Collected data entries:
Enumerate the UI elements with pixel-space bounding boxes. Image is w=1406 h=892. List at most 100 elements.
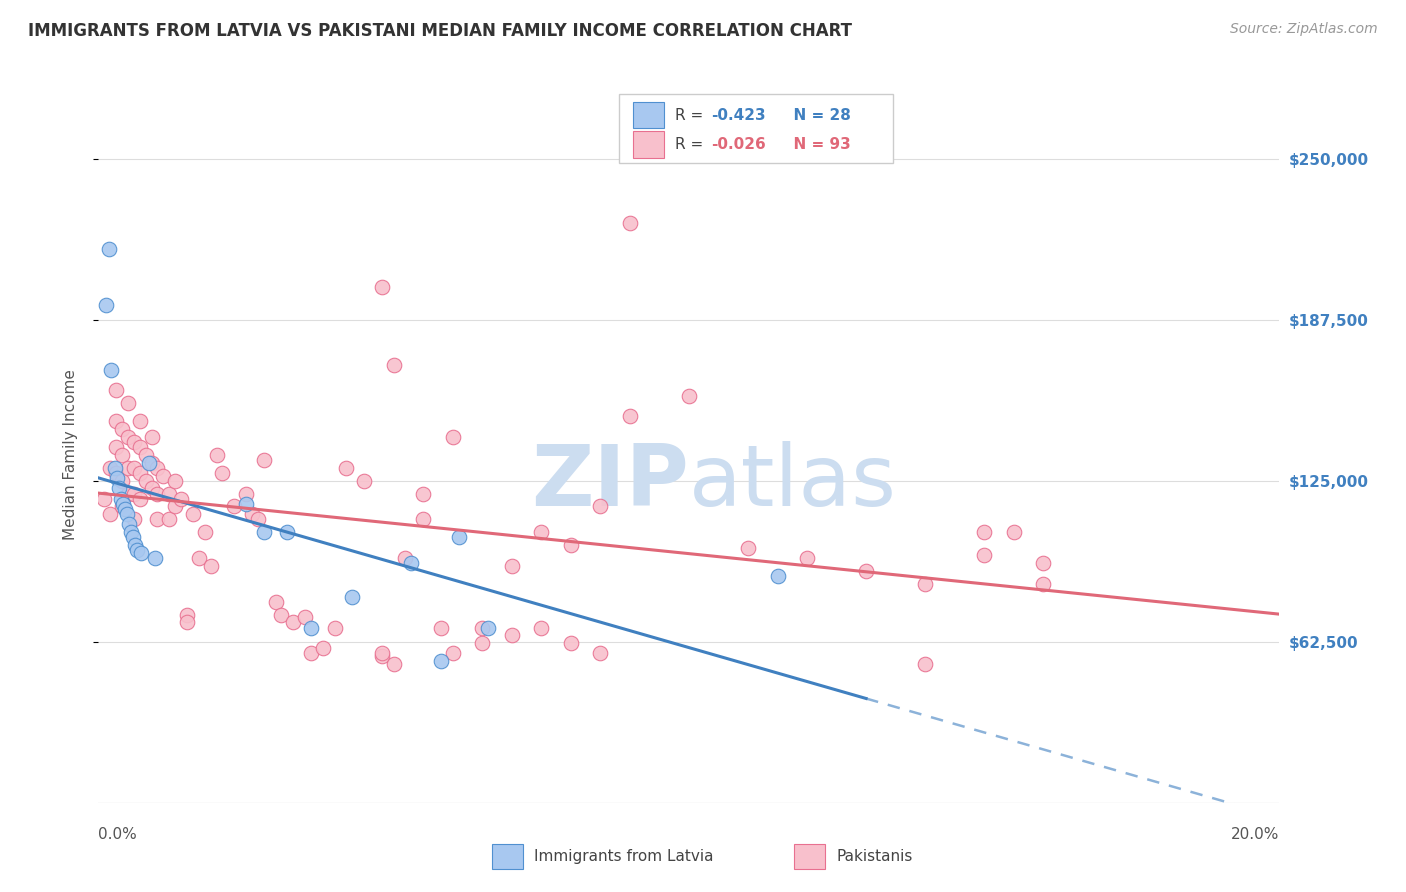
Point <box>335 460 357 475</box>
Point <box>973 549 995 563</box>
Point <box>141 430 163 444</box>
Point <box>105 440 128 454</box>
Point <box>117 486 139 500</box>
Point <box>394 551 416 566</box>
Point <box>98 460 121 475</box>
Point <box>412 486 434 500</box>
Point <box>152 468 174 483</box>
Point <box>143 551 166 566</box>
Text: -0.026: -0.026 <box>711 137 766 152</box>
Point <box>501 558 523 573</box>
Point <box>105 414 128 428</box>
Point <box>211 466 233 480</box>
Point <box>117 396 139 410</box>
Point <box>401 556 423 570</box>
Point <box>477 621 499 635</box>
Point <box>855 564 877 578</box>
Point <box>146 512 169 526</box>
Point <box>129 546 152 560</box>
Point <box>105 384 128 398</box>
Point <box>170 491 193 506</box>
Point <box>94 298 117 312</box>
Text: Pakistanis: Pakistanis <box>837 849 912 863</box>
Point <box>447 530 470 544</box>
Point <box>914 657 936 671</box>
Point <box>973 525 995 540</box>
Point <box>122 486 145 500</box>
Point <box>165 474 187 488</box>
Point <box>235 486 257 500</box>
Point <box>914 576 936 591</box>
Text: R =: R = <box>675 137 709 152</box>
Point <box>141 456 163 470</box>
Point <box>120 525 142 540</box>
Text: N = 93: N = 93 <box>783 137 851 152</box>
Point <box>122 435 145 450</box>
Point <box>105 471 128 485</box>
Point <box>441 430 464 444</box>
Point <box>181 507 204 521</box>
Point <box>93 491 115 506</box>
Point <box>194 525 217 540</box>
Point <box>138 456 160 470</box>
Point <box>253 453 276 467</box>
Point <box>589 500 612 514</box>
Point <box>117 430 139 444</box>
Point <box>796 551 818 566</box>
Point <box>224 500 246 514</box>
Point <box>560 538 582 552</box>
Point <box>157 512 180 526</box>
Point <box>110 491 132 506</box>
Point <box>115 507 138 521</box>
Point <box>114 502 136 516</box>
Text: -0.423: -0.423 <box>711 108 766 122</box>
Point <box>108 482 131 496</box>
Point <box>1032 556 1054 570</box>
Point <box>353 474 375 488</box>
Point <box>111 500 134 514</box>
Point <box>128 491 150 506</box>
Point <box>105 466 128 480</box>
Point <box>276 525 298 540</box>
Text: N = 28: N = 28 <box>783 108 851 122</box>
Point <box>176 607 198 622</box>
Point <box>111 448 134 462</box>
Point <box>122 512 145 526</box>
Point <box>146 486 169 500</box>
Point <box>111 422 134 436</box>
Point <box>530 525 553 540</box>
Point <box>312 641 335 656</box>
Point <box>253 525 276 540</box>
Point <box>246 512 269 526</box>
Point <box>382 657 405 671</box>
Point <box>98 507 121 521</box>
Point <box>117 460 139 475</box>
Point <box>1002 525 1025 540</box>
Point <box>1032 576 1054 591</box>
Point <box>382 358 405 372</box>
Point <box>560 636 582 650</box>
Point <box>299 646 322 660</box>
Point <box>135 474 157 488</box>
Point <box>165 500 187 514</box>
Point <box>501 628 523 642</box>
Text: ZIP: ZIP <box>531 442 689 524</box>
Point <box>371 280 394 294</box>
Point <box>471 621 494 635</box>
Point <box>270 607 292 622</box>
Point <box>121 530 143 544</box>
Point <box>412 512 434 526</box>
Point <box>111 474 134 488</box>
Text: Source: ZipAtlas.com: Source: ZipAtlas.com <box>1230 22 1378 37</box>
Point <box>124 538 146 552</box>
Point <box>283 615 305 630</box>
Text: atlas: atlas <box>689 442 897 524</box>
Point <box>323 621 346 635</box>
Point <box>737 541 759 555</box>
Point <box>112 497 135 511</box>
Point <box>530 621 553 635</box>
Y-axis label: Median Family Income: Median Family Income <box>63 369 77 541</box>
Text: 0.0%: 0.0% <box>98 827 138 841</box>
Point <box>589 646 612 660</box>
Point <box>371 646 394 660</box>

To do → Pick out each line in the entries above that contains the string "Text".

Final result →
Text: -0.026: -0.026 <box>711 137 766 152</box>
Text: Pakistanis: Pakistanis <box>837 849 912 863</box>
Text: R =: R = <box>675 137 709 152</box>
Text: N = 93: N = 93 <box>783 137 851 152</box>
Text: -0.423: -0.423 <box>711 108 766 122</box>
Text: N = 28: N = 28 <box>783 108 851 122</box>
Text: ZIP: ZIP <box>531 442 689 524</box>
Text: Source: ZipAtlas.com: Source: ZipAtlas.com <box>1230 22 1378 37</box>
Text: atlas: atlas <box>689 442 897 524</box>
Text: 0.0%: 0.0% <box>98 827 138 841</box>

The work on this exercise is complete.